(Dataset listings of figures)
----------
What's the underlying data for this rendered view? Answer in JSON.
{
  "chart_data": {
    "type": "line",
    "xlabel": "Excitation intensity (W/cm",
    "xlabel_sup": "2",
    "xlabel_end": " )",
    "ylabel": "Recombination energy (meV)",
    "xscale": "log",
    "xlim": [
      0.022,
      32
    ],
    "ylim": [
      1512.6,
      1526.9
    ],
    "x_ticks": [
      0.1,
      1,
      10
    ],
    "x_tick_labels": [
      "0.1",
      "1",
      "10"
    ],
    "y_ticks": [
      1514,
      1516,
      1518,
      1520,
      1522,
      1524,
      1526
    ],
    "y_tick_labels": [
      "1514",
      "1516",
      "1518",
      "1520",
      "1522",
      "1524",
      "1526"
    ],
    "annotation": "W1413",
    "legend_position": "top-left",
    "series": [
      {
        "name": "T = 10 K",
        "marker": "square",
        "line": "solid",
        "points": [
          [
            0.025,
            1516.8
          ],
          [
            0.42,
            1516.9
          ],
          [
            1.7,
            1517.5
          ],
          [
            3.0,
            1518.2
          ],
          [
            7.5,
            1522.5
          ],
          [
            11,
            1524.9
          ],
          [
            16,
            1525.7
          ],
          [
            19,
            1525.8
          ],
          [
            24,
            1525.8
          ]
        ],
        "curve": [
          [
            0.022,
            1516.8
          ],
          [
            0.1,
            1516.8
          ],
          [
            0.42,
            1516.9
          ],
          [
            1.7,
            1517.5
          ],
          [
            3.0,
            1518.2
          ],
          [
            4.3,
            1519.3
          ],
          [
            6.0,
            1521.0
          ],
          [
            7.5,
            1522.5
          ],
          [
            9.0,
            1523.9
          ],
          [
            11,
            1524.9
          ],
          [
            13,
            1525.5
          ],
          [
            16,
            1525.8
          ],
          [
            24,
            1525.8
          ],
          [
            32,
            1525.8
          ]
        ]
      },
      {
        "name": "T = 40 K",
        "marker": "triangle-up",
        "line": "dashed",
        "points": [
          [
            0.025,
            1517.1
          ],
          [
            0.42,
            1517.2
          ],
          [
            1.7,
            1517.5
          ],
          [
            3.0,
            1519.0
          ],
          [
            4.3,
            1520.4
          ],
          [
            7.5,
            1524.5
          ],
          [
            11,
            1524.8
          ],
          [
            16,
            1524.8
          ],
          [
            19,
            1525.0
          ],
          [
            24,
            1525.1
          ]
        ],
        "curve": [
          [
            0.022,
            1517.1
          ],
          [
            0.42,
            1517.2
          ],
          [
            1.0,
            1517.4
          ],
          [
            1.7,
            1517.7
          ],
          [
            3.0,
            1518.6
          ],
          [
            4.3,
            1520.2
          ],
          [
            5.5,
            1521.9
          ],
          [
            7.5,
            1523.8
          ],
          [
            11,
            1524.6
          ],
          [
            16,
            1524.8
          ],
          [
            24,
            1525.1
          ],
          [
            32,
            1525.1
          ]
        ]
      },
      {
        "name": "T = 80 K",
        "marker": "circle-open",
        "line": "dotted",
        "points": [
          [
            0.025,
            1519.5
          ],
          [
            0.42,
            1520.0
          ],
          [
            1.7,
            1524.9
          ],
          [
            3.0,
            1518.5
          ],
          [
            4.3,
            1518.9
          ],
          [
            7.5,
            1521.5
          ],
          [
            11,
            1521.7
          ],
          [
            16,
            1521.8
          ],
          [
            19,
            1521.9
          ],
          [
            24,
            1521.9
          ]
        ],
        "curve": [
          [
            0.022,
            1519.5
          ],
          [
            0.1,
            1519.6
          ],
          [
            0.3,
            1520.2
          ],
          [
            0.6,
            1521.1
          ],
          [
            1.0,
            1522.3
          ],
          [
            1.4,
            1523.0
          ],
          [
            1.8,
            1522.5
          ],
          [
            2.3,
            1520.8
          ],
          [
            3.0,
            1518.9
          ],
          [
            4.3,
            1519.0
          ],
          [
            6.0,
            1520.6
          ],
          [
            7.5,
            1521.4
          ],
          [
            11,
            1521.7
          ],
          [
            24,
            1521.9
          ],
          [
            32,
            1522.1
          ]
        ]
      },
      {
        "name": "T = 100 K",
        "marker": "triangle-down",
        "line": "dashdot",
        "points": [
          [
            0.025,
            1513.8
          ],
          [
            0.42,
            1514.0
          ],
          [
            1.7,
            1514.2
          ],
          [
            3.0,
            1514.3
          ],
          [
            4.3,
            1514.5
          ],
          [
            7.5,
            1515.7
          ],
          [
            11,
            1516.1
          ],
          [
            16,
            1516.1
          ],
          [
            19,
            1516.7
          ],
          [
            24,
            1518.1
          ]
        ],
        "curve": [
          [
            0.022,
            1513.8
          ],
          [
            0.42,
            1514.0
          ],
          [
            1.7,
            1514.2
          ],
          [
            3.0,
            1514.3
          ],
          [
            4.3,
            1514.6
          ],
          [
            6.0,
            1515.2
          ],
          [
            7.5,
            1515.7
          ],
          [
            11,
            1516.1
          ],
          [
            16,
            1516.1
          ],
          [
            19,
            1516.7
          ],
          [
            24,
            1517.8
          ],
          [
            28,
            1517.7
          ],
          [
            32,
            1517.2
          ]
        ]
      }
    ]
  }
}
----------
Written request: Word for word, restate all of the data shown above.

Completed task:
What's the underlying data for this rendered view? Answer in JSON.
{
  "chart_data": {
    "type": "line",
    "xlabel": "Excitation intensity (W/cm",
    "xlabel_sup": "2",
    "xlabel_end": " )",
    "ylabel": "Recombination energy (meV)",
    "xscale": "log",
    "xlim": [
      0.022,
      32
    ],
    "ylim": [
      1512.6,
      1526.9
    ],
    "x_ticks": [
      0.1,
      1,
      10
    ],
    "x_tick_labels": [
      "0.1",
      "1",
      "10"
    ],
    "y_ticks": [
      1514,
      1516,
      1518,
      1520,
      1522,
      1524,
      1526
    ],
    "y_tick_labels": [
      "1514",
      "1516",
      "1518",
      "1520",
      "1522",
      "1524",
      "1526"
    ],
    "annotation": "W1413",
    "legend_position": "top-left",
    "series": [
      {
        "name": "T = 10 K",
        "marker": "square",
        "line": "solid",
        "points": [
          [
            0.025,
            1516.8
          ],
          [
            0.42,
            1516.9
          ],
          [
            1.7,
            1517.5
          ],
          [
            3.0,
            1518.2
          ],
          [
            7.5,
            1522.5
          ],
          [
            11,
            1524.9
          ],
          [
            16,
            1525.7
          ],
          [
            19,
            1525.8
          ],
          [
            24,
            1525.8
          ]
        ],
        "curve": [
          [
            0.022,
            1516.8
          ],
          [
            0.1,
            1516.8
          ],
          [
            0.42,
            1516.9
          ],
          [
            1.7,
            1517.5
          ],
          [
            3.0,
            1518.2
          ],
          [
            4.3,
            1519.3
          ],
          [
            6.0,
            1521.0
          ],
          [
            7.5,
            1522.5
          ],
          [
            9.0,
            1523.9
          ],
          [
            11,
            1524.9
          ],
          [
            13,
            1525.5
          ],
          [
            16,
            1525.8
          ],
          [
            24,
            1525.8
          ],
          [
            32,
            1525.8
          ]
        ]
      },
      {
        "name": "T = 40 K",
        "marker": "triangle-up",
        "line": "dashed",
        "points": [
          [
            0.025,
            1517.1
          ],
          [
            0.42,
            1517.2
          ],
          [
            1.7,
            1517.5
          ],
          [
            3.0,
            1519.0
          ],
          [
            4.3,
            1520.4
          ],
          [
            7.5,
            1524.5
          ],
          [
            11,
            1524.8
          ],
          [
            16,
            1524.8
          ],
          [
            19,
            1525.0
          ],
          [
            24,
            1525.1
          ]
        ],
        "curve": [
          [
            0.022,
            1517.1
          ],
          [
            0.42,
            1517.2
          ],
          [
            1.0,
            1517.4
          ],
          [
            1.7,
            1517.7
          ],
          [
            3.0,
            1518.6
          ],
          [
            4.3,
            1520.2
          ],
          [
            5.5,
            1521.9
          ],
          [
            7.5,
            1523.8
          ],
          [
            11,
            1524.6
          ],
          [
            16,
            1524.8
          ],
          [
            24,
            1525.1
          ],
          [
            32,
            1525.1
          ]
        ]
      },
      {
        "name": "T = 80 K",
        "marker": "circle-open",
        "line": "dotted",
        "points": [
          [
            0.025,
            1519.5
          ],
          [
            0.42,
            1520.0
          ],
          [
            1.7,
            1524.9
          ],
          [
            3.0,
            1518.5
          ],
          [
            4.3,
            1518.9
          ],
          [
            7.5,
            1521.5
          ],
          [
            11,
            1521.7
          ],
          [
            16,
            1521.8
          ],
          [
            19,
            1521.9
          ],
          [
            24,
            1521.9
          ]
        ],
        "curve": [
          [
            0.022,
            1519.5
          ],
          [
            0.1,
            1519.6
          ],
          [
            0.3,
            1520.2
          ],
          [
            0.6,
            1521.1
          ],
          [
            1.0,
            1522.3
          ],
          [
            1.4,
            1523.0
          ],
          [
            1.8,
            1522.5
          ],
          [
            2.3,
            1520.8
          ],
          [
            3.0,
            1518.9
          ],
          [
            4.3,
            1519.0
          ],
          [
            6.0,
            1520.6
          ],
          [
            7.5,
            1521.4
          ],
          [
            11,
            1521.7
          ],
          [
            24,
            1521.9
          ],
          [
            32,
            1522.1
          ]
        ]
      },
      {
        "name": "T = 100 K",
        "marker": "triangle-down",
        "line": "dashdot",
        "points": [
          [
            0.025,
            1513.8
          ],
          [
            0.42,
            1514.0
          ],
          [
            1.7,
            1514.2
          ],
          [
            3.0,
            1514.3
          ],
          [
            4.3,
            1514.5
          ],
          [
            7.5,
            1515.7
          ],
          [
            11,
            1516.1
          ],
          [
            16,
            1516.1
          ],
          [
            19,
            1516.7
          ],
          [
            24,
            1518.1
          ]
        ],
        "curve": [
          [
            0.022,
            1513.8
          ],
          [
            0.42,
            1514.0
          ],
          [
            1.7,
            1514.2
          ],
          [
            3.0,
            1514.3
          ],
          [
            4.3,
            1514.6
          ],
          [
            6.0,
            1515.2
          ],
          [
            7.5,
            1515.7
          ],
          [
            11,
            1516.1
          ],
          [
            16,
            1516.1
          ],
          [
            19,
            1516.7
          ],
          [
            24,
            1517.8
          ],
          [
            28,
            1517.7
          ],
          [
            32,
            1517.2
          ]
        ]
      }
    ]
  }
}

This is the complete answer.